# Start of Available data

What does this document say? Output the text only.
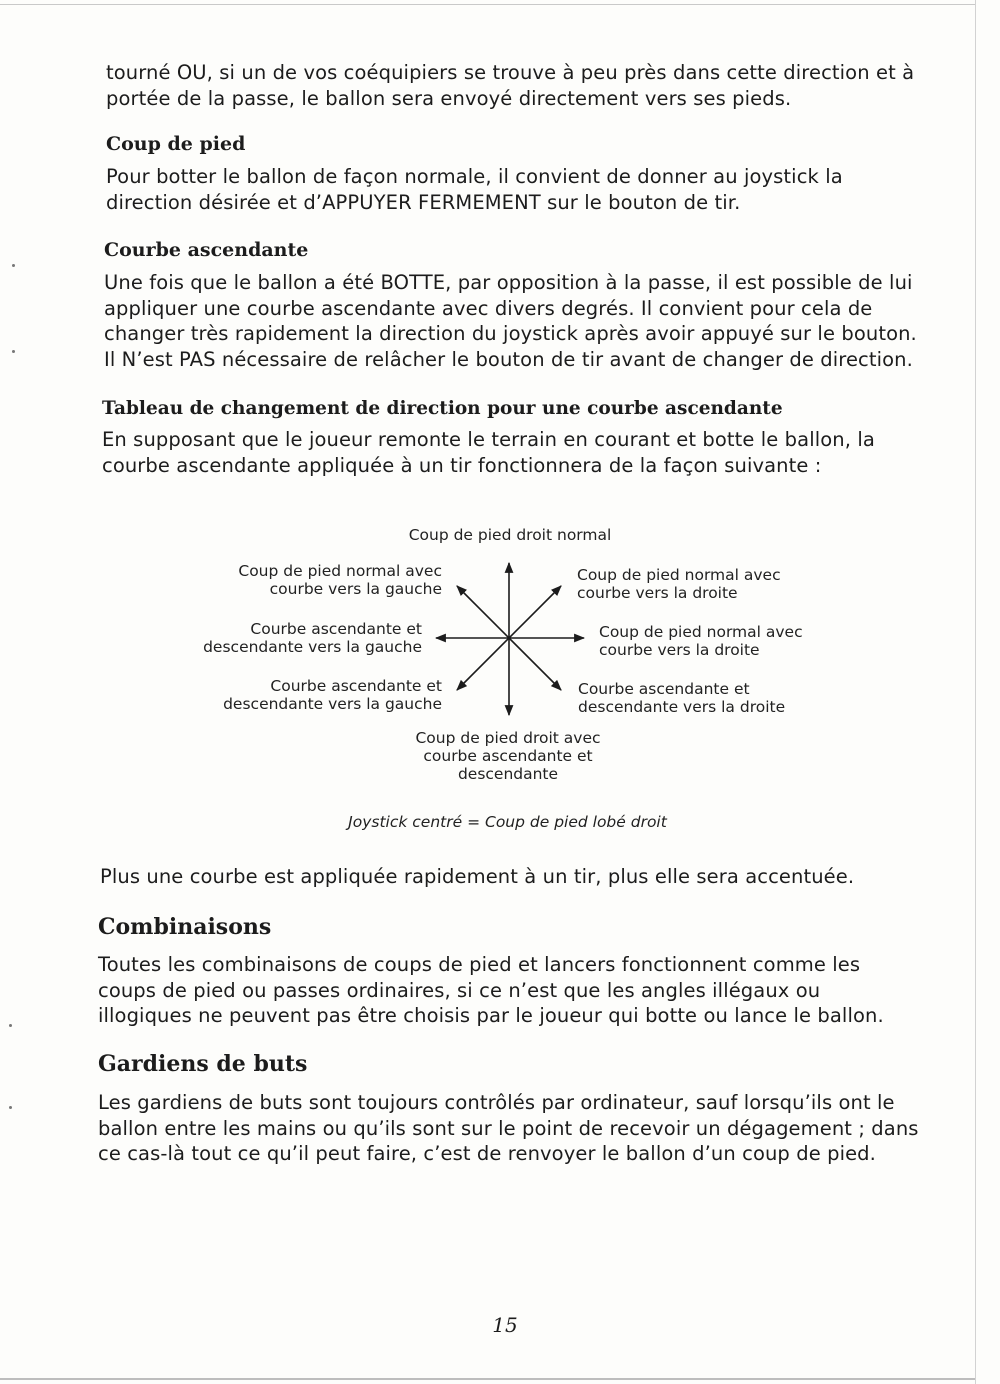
tourné OU, si un de vos coéquipiers se trouve à peu près dans cette direction et à portée de la passe, le ballon sera envoyé directement vers ses pieds.

Coup de pied

Pour botter le ballon de façon normale, il convient de donner au joystick la direction désirée et d’APPUYER FERMEMENT sur le bouton de tir.

Courbe ascendante

Une fois que le ballon a été BOTTE, par opposition à la passe, il est possible de lui appliquer une courbe ascendante avec divers degrés. Il convient pour cela de changer très rapidement la direction du joystick après avoir appuyé sur le bouton. Il N’est PAS nécessaire de relâcher le bouton de tir avant de changer de direction.

Tableau de changement de direction pour une courbe ascendante

En supposant que le joueur remonte le terrain en courant et botte le ballon, la courbe ascendante appliquée à un tir fonctionnera de la façon suivante :

Coup de pied droit normal
Coup de pied normal avec
courbe vers la gauche
Coup de pied normal avec
courbe vers la droite
Courbe ascendante et
descendante vers la gauche
Coup de pied normal avec
courbe vers la droite
Courbe ascendante et
descendante vers la gauche
Courbe ascendante et
descendante vers la droite
Coup de pied droit avec
courbe ascendante et
descendante
Joystick centré = Coup de pied lobé droit

Plus une courbe est appliquée rapidement à un tir, plus elle sera accentuée.

Combinaisons

Toutes les combinaisons de coups de pied et lancers fonctionnent comme les coups de pied ou passes ordinaires, si ce n’est que les angles illégaux ou illogiques ne peuvent pas être choisis par le joueur qui botte ou lance le ballon.

Gardiens de buts

Les gardiens de buts sont toujours contrôlés par ordinateur, sauf lorsqu’ils ont le ballon entre les mains ou qu’ils sont sur le point de recevoir un dégagement ; dans ce cas-là tout ce qu’il peut faire, c’est de renvoyer le ballon d’un coup de pied.

15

# End of Available data

* [What you will do] Print each record exactly as it stands, leaving the images out.

* [Correct answer]
What does this document say? Output the text only.
tourné OU, si un de vos coéquipiers se trouve à peu près dans cette direction et à portée de la passe, le ballon sera envoyé directement vers ses pieds.

Coup de pied

Pour botter le ballon de façon normale, il convient de donner au joystick la direction désirée et d’APPUYER FERMEMENT sur le bouton de tir.

Courbe ascendante

Une fois que le ballon a été BOTTE, par opposition à la passe, il est possible de lui appliquer une courbe ascendante avec divers degrés. Il convient pour cela de changer très rapidement la direction du joystick après avoir appuyé sur le bouton. Il N’est PAS nécessaire de relâcher le bouton de tir avant de changer de direction.

Tableau de changement de direction pour une courbe ascendante

En supposant que le joueur remonte le terrain en courant et botte le ballon, la courbe ascendante appliquée à un tir fonctionnera de la façon suivante :

Coup de pied droit normal
Coup de pied normal avec
courbe vers la gauche
Coup de pied normal avec
courbe vers la droite
Courbe ascendante et
descendante vers la gauche
Coup de pied normal avec
courbe vers la droite
Courbe ascendante et
descendante vers la gauche
Courbe ascendante et
descendante vers la droite
Coup de pied droit avec
courbe ascendante et
descendante
Joystick centré = Coup de pied lobé droit

Plus une courbe est appliquée rapidement à un tir, plus elle sera accentuée.

Combinaisons

Toutes les combinaisons de coups de pied et lancers fonctionnent comme les coups de pied ou passes ordinaires, si ce n’est que les angles illégaux ou illogiques ne peuvent pas être choisis par le joueur qui botte ou lance le ballon.

Gardiens de buts

Les gardiens de buts sont toujours contrôlés par ordinateur, sauf lorsqu’ils ont le ballon entre les mains ou qu’ils sont sur le point de recevoir un dégagement ; dans ce cas-là tout ce qu’il peut faire, c’est de renvoyer le ballon d’un coup de pied.

15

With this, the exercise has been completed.